++++ STORED DATA ++++
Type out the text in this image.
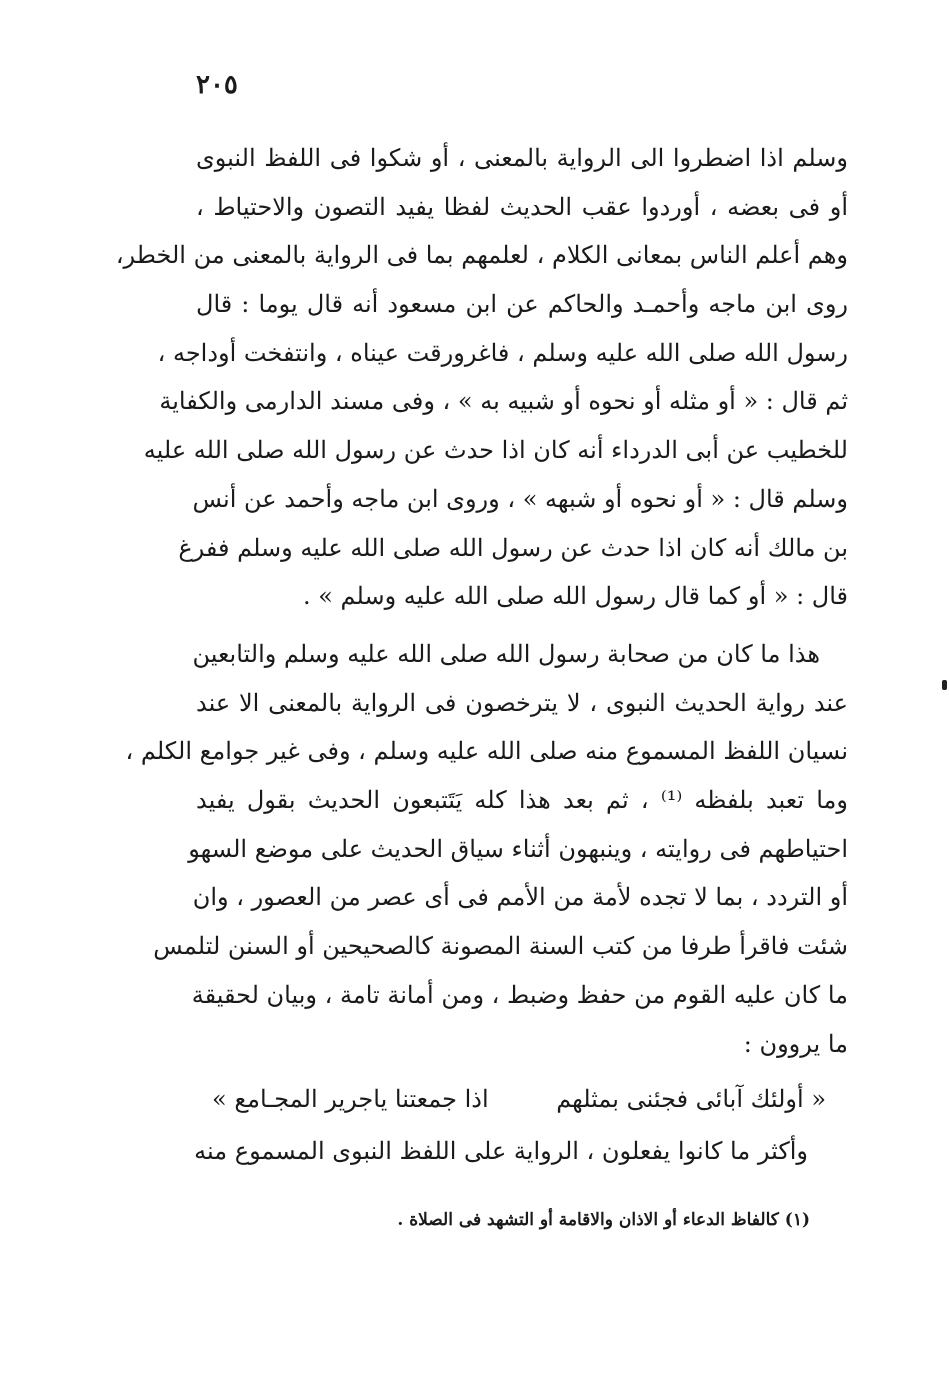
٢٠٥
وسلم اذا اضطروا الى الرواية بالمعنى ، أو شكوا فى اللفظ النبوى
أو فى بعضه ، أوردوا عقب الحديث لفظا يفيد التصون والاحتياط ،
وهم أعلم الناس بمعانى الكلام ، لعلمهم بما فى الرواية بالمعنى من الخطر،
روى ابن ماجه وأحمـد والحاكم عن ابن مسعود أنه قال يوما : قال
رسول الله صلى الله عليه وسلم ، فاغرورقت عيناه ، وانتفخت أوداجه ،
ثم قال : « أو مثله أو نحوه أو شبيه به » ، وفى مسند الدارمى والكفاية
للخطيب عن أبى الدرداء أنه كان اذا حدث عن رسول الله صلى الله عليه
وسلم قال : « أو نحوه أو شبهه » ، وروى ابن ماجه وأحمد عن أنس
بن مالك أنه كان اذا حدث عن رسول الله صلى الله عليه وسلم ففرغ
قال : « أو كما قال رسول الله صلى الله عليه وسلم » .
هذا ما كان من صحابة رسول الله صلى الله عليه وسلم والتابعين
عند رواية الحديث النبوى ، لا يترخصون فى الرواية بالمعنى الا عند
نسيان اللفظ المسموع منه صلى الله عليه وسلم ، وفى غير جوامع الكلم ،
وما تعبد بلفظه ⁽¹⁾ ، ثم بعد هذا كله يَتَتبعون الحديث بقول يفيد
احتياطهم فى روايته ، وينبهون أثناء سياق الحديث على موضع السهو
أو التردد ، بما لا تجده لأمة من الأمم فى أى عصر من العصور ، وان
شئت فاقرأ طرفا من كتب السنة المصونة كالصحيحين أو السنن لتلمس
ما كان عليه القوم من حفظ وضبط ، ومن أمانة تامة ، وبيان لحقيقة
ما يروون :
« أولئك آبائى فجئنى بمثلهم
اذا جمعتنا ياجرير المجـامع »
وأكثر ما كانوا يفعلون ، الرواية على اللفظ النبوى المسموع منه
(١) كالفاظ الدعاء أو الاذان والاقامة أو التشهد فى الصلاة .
++++
Reproduce all of the material above word for word. Omit the pictures.

_OUTPUT FOR THIS EXERCISE_
Type out the text in this image.
٢٠٥
وسلم اذا اضطروا الى الرواية بالمعنى ، أو شكوا فى اللفظ النبوى
أو فى بعضه ، أوردوا عقب الحديث لفظا يفيد التصون والاحتياط ،
وهم أعلم الناس بمعانى الكلام ، لعلمهم بما فى الرواية بالمعنى من الخطر،
روى ابن ماجه وأحمـد والحاكم عن ابن مسعود أنه قال يوما : قال
رسول الله صلى الله عليه وسلم ، فاغرورقت عيناه ، وانتفخت أوداجه ،
ثم قال : « أو مثله أو نحوه أو شبيه به » ، وفى مسند الدارمى والكفاية
للخطيب عن أبى الدرداء أنه كان اذا حدث عن رسول الله صلى الله عليه
وسلم قال : « أو نحوه أو شبهه » ، وروى ابن ماجه وأحمد عن أنس
بن مالك أنه كان اذا حدث عن رسول الله صلى الله عليه وسلم ففرغ
قال : « أو كما قال رسول الله صلى الله عليه وسلم » .
هذا ما كان من صحابة رسول الله صلى الله عليه وسلم والتابعين
عند رواية الحديث النبوى ، لا يترخصون فى الرواية بالمعنى الا عند
نسيان اللفظ المسموع منه صلى الله عليه وسلم ، وفى غير جوامع الكلم ،
وما تعبد بلفظه ⁽¹⁾ ، ثم بعد هذا كله يَتَتبعون الحديث بقول يفيد
احتياطهم فى روايته ، وينبهون أثناء سياق الحديث على موضع السهو
أو التردد ، بما لا تجده لأمة من الأمم فى أى عصر من العصور ، وان
شئت فاقرأ طرفا من كتب السنة المصونة كالصحيحين أو السنن لتلمس
ما كان عليه القوم من حفظ وضبط ، ومن أمانة تامة ، وبيان لحقيقة
ما يروون :
« أولئك آبائى فجئنى بمثلهم
اذا جمعتنا ياجرير المجـامع »
وأكثر ما كانوا يفعلون ، الرواية على اللفظ النبوى المسموع منه
(١) كالفاظ الدعاء أو الاذان والاقامة أو التشهد فى الصلاة .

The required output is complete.